* **Exercise description**
In the listing below, pick out lines with "overview".

[A run of records]
------
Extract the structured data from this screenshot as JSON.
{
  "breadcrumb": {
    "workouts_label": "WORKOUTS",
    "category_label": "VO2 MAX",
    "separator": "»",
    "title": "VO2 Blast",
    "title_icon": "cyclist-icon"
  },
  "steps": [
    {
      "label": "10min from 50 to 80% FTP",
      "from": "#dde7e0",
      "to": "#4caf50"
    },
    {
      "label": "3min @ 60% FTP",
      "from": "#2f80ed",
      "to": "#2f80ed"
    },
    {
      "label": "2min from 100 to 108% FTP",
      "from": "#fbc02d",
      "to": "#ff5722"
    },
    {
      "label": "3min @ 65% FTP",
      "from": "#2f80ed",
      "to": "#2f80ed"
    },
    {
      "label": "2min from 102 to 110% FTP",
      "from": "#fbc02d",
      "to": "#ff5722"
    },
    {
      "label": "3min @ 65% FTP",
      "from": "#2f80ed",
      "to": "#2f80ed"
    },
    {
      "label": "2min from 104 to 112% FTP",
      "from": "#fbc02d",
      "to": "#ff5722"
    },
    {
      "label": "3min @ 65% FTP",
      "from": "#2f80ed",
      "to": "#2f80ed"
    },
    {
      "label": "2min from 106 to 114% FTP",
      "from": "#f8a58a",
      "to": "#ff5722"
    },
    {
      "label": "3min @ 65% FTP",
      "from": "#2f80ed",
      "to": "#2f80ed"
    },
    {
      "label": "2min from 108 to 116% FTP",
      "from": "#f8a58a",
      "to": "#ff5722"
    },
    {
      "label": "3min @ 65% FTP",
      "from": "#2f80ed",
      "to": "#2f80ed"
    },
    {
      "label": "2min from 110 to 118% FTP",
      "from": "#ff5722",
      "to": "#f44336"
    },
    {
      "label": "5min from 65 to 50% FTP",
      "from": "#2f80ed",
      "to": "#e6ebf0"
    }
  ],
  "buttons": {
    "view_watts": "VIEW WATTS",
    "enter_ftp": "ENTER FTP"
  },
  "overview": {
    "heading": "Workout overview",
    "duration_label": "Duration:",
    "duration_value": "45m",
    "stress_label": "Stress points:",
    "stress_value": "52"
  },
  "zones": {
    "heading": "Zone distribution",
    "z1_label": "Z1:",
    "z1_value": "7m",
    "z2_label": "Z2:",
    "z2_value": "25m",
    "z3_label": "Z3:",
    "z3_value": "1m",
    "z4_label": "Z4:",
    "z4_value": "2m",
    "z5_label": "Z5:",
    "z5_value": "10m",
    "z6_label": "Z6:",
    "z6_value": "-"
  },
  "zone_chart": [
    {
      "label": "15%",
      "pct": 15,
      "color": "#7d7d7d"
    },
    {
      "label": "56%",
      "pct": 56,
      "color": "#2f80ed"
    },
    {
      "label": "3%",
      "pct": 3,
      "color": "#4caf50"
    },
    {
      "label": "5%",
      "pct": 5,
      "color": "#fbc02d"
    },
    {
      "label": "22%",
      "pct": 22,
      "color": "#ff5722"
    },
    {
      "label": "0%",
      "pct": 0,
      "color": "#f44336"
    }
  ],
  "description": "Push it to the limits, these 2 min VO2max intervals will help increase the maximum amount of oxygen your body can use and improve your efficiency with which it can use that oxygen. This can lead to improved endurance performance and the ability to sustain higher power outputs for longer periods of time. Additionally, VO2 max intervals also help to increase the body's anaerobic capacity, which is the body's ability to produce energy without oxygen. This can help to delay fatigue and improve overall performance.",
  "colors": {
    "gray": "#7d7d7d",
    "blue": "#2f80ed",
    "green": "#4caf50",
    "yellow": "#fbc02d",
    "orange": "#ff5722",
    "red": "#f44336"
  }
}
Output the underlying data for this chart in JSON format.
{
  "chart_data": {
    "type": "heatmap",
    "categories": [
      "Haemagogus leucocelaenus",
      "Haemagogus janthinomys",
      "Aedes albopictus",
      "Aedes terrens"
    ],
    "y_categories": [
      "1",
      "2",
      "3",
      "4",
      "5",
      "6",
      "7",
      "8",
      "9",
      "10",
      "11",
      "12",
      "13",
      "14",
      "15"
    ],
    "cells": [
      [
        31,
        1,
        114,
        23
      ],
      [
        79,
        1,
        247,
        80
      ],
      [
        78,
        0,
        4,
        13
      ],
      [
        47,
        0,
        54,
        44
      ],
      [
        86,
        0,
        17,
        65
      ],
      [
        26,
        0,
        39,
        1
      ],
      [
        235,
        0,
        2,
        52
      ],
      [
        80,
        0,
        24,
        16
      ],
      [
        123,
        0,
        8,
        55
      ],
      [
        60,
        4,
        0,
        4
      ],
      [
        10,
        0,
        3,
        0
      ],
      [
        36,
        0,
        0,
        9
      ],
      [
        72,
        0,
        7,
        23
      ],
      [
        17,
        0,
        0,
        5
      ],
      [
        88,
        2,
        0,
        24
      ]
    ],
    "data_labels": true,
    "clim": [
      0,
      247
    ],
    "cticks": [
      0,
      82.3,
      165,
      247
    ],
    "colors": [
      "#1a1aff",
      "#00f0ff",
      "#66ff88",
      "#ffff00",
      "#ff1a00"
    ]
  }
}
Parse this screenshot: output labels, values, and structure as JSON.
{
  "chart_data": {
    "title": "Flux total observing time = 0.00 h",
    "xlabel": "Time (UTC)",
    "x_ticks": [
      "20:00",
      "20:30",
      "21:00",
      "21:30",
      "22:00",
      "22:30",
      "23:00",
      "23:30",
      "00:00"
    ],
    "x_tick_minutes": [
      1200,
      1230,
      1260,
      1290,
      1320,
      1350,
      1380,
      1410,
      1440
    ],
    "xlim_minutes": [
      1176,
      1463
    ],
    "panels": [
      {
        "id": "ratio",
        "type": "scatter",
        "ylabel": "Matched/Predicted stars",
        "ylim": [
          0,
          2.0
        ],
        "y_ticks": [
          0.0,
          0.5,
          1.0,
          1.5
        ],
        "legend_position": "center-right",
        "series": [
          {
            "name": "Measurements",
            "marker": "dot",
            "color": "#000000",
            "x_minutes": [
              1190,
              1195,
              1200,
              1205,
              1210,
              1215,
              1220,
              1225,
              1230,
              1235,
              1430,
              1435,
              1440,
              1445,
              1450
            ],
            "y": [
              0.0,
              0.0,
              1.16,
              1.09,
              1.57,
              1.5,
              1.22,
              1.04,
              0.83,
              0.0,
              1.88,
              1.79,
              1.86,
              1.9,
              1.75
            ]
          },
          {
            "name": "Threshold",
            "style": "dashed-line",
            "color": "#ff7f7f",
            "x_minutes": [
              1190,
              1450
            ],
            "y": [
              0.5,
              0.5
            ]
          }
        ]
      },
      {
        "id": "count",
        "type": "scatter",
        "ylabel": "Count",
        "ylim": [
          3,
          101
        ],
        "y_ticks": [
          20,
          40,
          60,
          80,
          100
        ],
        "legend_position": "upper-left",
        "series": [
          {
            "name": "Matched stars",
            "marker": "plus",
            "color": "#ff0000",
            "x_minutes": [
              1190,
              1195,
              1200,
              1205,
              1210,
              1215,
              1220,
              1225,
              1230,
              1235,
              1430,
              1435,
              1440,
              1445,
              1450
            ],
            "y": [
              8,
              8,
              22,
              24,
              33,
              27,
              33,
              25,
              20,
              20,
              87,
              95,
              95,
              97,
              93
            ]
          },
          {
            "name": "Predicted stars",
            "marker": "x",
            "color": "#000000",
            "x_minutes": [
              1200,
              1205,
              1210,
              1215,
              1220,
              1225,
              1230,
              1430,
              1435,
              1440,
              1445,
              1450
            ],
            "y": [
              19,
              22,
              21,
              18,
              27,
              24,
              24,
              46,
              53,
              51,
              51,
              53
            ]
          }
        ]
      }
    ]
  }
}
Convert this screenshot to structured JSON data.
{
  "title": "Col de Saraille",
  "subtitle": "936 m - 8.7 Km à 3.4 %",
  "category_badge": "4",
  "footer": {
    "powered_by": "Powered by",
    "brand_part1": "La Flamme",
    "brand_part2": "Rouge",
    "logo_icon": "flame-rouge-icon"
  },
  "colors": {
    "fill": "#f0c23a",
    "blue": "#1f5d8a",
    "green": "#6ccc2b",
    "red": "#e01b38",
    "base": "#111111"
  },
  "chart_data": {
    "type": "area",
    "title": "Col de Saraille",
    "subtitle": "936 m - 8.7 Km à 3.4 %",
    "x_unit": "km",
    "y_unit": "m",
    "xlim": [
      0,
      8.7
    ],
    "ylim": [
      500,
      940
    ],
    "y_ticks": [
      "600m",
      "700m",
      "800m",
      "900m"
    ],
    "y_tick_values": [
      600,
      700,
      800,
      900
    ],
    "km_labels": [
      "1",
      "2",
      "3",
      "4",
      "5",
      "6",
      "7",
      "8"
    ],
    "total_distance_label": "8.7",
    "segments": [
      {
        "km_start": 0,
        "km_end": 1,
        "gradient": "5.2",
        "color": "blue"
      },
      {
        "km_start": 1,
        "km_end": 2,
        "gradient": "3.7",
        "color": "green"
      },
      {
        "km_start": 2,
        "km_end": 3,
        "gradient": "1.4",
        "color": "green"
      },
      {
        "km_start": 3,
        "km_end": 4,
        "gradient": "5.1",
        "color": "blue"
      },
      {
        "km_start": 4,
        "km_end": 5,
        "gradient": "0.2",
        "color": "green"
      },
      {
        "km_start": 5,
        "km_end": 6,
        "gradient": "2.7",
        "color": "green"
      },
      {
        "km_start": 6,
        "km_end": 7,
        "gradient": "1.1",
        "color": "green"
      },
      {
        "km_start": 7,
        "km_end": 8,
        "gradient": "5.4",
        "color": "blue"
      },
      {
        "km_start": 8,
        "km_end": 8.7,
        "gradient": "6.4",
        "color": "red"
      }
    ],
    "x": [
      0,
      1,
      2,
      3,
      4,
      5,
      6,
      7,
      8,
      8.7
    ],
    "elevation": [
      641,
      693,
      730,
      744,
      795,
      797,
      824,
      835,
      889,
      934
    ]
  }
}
------
* **Exercise response**
  "overview": {
    "heading": "Workout overview",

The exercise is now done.